### WHAT IS BEING ASKED
Select every line holding the word "Syrien" and copy it.

EXERCISE INPUTS start

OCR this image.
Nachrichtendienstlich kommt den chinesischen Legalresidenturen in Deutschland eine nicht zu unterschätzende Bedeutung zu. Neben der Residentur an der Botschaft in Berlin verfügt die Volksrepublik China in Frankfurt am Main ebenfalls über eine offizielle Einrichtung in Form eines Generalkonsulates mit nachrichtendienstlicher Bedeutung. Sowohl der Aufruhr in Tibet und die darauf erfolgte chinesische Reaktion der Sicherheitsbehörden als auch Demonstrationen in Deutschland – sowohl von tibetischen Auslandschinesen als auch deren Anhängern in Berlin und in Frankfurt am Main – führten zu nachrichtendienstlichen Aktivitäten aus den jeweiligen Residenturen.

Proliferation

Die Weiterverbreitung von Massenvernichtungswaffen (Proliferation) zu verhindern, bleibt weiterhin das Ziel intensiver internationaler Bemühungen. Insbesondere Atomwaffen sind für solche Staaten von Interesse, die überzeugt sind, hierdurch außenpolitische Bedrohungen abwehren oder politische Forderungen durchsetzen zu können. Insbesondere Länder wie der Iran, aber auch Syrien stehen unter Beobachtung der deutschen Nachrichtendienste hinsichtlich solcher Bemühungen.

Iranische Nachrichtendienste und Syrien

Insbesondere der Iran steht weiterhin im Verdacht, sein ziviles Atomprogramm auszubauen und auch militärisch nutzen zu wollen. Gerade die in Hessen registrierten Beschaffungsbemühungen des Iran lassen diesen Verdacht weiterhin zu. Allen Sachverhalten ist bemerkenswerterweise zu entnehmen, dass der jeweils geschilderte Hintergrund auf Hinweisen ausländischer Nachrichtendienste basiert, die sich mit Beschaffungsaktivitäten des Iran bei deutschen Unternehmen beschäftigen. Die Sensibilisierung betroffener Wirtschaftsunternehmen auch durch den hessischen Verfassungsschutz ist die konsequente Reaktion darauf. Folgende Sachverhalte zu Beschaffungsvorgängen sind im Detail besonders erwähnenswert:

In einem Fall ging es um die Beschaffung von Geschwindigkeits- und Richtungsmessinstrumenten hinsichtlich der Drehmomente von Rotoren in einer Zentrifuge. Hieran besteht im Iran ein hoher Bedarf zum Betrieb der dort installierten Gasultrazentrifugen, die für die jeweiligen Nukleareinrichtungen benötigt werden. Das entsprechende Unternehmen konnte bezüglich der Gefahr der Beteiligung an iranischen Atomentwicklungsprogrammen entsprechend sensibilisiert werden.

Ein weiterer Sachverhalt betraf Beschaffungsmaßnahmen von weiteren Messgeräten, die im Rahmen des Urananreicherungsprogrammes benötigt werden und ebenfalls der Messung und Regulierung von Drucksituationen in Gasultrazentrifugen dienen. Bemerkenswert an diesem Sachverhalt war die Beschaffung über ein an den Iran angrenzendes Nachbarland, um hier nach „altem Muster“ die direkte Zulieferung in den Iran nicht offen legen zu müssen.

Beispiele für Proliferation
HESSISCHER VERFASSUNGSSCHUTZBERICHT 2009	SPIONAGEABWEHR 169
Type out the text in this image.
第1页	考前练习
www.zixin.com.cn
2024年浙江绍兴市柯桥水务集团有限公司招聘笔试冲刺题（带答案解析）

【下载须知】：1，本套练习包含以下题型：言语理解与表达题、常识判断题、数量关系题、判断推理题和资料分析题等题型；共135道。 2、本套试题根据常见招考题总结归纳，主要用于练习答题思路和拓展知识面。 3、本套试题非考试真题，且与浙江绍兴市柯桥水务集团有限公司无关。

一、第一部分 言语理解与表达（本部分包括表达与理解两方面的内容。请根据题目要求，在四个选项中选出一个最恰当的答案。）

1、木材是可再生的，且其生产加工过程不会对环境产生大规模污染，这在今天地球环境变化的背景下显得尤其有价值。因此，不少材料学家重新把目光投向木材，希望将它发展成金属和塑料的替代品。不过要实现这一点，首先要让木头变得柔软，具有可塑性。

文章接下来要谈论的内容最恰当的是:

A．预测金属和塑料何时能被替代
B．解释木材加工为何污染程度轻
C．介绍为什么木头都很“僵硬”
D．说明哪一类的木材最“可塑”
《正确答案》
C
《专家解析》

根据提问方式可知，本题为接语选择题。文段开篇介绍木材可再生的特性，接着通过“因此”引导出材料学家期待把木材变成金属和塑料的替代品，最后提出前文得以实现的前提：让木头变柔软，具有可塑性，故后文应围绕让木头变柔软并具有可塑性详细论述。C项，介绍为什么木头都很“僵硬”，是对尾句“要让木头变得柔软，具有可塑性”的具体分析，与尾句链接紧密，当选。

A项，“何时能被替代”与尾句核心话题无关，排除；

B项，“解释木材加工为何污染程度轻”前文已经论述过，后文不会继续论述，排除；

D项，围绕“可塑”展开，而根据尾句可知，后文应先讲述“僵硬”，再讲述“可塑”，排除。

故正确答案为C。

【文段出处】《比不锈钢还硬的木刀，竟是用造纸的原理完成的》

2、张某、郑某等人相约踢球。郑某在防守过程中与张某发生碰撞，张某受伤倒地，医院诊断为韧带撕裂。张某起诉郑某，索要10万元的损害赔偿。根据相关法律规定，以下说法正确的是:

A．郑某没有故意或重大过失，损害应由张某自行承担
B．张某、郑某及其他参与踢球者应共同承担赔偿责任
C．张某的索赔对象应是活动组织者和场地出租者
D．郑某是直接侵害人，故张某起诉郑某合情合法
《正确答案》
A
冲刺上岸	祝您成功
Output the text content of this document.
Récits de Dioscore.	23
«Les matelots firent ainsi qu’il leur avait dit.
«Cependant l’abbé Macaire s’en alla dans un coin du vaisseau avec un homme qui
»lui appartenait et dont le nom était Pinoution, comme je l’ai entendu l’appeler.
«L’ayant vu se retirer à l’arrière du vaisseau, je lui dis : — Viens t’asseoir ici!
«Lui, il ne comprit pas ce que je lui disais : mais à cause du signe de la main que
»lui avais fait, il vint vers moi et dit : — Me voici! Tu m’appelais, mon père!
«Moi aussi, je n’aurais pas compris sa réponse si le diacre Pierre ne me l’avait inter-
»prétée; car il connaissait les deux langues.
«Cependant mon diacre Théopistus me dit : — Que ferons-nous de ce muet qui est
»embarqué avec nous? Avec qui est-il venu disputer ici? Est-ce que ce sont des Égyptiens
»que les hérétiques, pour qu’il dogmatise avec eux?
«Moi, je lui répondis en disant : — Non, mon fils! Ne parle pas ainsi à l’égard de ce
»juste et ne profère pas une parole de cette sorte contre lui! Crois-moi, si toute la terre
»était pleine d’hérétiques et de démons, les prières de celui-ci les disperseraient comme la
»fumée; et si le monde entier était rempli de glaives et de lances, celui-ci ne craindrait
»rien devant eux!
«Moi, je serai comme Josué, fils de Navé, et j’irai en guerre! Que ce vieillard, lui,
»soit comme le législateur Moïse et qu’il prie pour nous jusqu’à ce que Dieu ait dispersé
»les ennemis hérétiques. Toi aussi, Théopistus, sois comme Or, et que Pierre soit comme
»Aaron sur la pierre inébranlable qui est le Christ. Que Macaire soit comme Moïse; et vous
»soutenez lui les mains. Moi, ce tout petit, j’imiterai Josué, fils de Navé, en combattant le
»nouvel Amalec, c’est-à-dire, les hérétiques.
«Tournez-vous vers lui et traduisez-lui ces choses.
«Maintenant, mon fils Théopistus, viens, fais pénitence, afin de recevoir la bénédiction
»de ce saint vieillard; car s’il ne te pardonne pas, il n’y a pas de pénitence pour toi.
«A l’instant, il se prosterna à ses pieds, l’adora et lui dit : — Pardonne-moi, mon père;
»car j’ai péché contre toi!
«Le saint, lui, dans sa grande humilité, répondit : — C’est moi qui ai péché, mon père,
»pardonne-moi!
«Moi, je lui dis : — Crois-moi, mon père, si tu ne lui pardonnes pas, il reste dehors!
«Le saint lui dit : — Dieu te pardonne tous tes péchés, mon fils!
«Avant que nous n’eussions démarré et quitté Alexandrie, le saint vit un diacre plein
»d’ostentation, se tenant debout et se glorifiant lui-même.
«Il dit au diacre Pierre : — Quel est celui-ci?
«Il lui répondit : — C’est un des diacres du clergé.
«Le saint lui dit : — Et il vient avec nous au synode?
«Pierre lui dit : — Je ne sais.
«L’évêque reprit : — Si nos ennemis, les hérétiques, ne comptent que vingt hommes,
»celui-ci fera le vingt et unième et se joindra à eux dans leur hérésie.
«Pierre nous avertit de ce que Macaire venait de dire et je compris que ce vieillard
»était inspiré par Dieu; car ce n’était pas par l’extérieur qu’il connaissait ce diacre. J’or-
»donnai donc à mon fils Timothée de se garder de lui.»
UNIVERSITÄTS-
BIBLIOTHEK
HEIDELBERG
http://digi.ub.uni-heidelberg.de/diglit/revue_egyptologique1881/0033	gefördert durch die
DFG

EXERCISE INPUTS end

### TASK SOLUTION
Die Weiterverbreitung von Massenvernichtungswaffen (Proliferation) zu verhindern, bleibt weiterhin das Ziel intensiver internationaler Bemühungen. Insbesondere Atomwaffen sind für solche Staaten von Interesse, die überzeugt sind, hierdurch außenpolitische Bedrohungen abwehren oder politische Forderungen durchsetzen zu können. Insbesondere Länder wie der Iran, aber auch Syrien stehen unter Beobachtung der deutschen Nachrichtendienste hinsichtlich solcher Bemühungen.
Iranische Nachrichtendienste und Syrien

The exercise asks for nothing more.